→ **Supplied records**:

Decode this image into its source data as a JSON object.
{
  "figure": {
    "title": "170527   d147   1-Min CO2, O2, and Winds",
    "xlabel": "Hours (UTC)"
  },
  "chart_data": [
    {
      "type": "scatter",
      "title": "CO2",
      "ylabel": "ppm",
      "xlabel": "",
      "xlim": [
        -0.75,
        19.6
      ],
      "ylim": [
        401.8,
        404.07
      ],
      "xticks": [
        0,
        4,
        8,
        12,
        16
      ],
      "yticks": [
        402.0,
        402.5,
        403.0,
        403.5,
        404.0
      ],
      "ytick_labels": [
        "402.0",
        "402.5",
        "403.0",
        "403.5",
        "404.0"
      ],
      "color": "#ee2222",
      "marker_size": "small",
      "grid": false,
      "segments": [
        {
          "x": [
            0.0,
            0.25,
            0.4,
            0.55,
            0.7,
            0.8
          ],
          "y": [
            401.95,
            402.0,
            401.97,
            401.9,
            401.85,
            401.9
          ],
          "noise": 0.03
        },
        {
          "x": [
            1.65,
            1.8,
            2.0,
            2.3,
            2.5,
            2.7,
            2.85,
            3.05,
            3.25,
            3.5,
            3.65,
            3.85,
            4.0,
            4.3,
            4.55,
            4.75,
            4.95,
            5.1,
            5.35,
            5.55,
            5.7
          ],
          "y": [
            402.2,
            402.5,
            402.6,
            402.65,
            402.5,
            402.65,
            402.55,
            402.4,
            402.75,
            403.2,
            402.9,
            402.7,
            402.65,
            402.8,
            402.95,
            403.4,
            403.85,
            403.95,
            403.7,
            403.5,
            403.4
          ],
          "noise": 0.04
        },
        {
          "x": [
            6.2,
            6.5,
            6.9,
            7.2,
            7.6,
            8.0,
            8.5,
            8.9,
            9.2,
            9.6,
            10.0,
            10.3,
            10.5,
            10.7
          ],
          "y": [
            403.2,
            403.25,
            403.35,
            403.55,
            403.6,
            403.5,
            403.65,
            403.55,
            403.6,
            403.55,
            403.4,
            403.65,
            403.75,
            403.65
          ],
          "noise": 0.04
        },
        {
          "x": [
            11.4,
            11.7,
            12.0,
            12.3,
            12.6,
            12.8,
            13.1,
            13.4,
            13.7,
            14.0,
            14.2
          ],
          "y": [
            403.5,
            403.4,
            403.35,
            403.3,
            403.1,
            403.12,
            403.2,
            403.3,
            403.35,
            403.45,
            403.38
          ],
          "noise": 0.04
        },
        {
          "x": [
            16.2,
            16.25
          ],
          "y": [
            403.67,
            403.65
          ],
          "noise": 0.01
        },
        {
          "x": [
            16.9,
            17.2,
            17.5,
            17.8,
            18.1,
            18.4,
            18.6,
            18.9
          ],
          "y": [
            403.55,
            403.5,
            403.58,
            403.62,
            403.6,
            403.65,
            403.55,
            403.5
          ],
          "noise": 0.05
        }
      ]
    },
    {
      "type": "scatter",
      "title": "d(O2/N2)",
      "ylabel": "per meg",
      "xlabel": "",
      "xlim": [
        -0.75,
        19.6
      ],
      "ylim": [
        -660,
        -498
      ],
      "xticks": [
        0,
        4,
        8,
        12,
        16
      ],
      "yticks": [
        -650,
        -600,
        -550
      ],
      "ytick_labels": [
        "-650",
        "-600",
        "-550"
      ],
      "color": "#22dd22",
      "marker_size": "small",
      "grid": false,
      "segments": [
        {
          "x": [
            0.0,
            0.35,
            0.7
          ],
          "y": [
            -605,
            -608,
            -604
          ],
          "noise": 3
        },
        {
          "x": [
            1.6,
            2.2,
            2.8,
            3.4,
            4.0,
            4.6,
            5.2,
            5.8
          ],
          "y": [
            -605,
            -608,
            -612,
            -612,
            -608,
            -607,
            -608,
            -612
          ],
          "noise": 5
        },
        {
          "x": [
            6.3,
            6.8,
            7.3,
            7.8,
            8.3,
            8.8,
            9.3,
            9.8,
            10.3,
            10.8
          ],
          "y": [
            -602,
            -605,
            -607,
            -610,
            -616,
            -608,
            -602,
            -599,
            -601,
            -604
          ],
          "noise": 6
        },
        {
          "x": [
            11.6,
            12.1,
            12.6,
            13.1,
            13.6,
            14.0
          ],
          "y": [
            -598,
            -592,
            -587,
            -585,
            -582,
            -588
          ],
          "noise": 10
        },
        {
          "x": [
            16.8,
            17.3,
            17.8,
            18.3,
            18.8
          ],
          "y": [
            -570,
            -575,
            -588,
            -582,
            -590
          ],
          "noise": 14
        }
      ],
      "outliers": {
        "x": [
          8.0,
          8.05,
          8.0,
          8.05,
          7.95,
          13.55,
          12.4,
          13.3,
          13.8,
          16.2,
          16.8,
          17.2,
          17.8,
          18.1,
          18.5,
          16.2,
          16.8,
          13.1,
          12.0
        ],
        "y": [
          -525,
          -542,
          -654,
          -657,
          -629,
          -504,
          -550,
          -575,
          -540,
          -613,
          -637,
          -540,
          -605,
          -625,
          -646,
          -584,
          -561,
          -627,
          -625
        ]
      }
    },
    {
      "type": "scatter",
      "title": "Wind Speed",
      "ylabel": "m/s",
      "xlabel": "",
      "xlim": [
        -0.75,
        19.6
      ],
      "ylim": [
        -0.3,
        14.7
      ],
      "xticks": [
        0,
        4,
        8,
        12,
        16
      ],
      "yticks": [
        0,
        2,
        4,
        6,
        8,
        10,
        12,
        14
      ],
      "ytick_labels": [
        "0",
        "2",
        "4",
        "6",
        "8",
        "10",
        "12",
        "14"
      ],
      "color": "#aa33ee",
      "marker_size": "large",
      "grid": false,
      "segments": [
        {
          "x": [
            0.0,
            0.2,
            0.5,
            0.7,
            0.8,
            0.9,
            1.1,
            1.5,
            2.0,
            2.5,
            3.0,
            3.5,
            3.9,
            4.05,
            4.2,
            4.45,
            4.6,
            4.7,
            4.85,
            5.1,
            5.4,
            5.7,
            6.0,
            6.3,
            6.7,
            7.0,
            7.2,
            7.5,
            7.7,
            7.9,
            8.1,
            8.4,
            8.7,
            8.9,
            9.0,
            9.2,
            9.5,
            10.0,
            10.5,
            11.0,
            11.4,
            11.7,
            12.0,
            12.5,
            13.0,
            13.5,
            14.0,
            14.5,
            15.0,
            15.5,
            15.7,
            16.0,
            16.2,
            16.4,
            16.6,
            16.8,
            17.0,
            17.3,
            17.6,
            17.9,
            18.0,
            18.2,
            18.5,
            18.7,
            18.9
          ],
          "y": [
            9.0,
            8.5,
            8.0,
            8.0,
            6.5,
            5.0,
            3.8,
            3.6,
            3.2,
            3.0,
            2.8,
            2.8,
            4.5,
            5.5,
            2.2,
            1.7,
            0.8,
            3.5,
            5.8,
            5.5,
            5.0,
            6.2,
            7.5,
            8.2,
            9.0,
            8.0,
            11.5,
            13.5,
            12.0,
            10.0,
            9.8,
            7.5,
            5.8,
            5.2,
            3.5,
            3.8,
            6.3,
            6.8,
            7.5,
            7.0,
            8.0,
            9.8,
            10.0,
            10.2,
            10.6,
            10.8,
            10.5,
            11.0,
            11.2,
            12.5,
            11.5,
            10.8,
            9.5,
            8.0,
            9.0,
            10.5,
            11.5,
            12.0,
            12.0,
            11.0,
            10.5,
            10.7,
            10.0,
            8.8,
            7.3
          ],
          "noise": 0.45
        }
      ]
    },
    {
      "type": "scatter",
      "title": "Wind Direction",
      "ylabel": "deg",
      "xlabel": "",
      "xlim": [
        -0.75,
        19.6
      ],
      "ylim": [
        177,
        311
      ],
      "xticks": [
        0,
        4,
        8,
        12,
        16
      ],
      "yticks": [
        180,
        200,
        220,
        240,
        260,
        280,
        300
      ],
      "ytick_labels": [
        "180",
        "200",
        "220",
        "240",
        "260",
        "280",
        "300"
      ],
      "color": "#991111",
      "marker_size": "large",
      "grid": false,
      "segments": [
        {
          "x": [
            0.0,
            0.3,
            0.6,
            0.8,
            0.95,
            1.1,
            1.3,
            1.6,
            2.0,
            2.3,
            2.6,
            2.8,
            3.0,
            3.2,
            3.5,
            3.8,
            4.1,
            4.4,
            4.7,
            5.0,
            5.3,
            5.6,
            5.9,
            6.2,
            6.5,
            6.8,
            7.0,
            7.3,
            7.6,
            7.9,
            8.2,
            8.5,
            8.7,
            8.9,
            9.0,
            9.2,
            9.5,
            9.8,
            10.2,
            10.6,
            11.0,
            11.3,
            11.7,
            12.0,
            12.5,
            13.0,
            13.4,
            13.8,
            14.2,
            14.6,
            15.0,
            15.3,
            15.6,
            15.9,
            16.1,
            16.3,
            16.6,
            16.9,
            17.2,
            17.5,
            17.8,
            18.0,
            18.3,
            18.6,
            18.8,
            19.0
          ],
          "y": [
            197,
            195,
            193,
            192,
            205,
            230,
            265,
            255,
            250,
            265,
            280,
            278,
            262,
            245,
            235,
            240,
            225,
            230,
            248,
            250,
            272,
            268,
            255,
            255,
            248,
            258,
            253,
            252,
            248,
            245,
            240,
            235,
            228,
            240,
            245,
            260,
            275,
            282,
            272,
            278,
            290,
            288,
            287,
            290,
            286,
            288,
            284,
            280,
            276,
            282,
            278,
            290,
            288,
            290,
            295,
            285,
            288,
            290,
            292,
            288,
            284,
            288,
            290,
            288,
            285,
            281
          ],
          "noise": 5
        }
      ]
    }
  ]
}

→ **What to work on**: Pick out and copy every line that contains the word "ylabel".

→ **Solution for this problem**:
      "ylabel": "ppm",
      "ylabel": "per meg",
      "ylabel": "m/s",
      "ylabel": "deg",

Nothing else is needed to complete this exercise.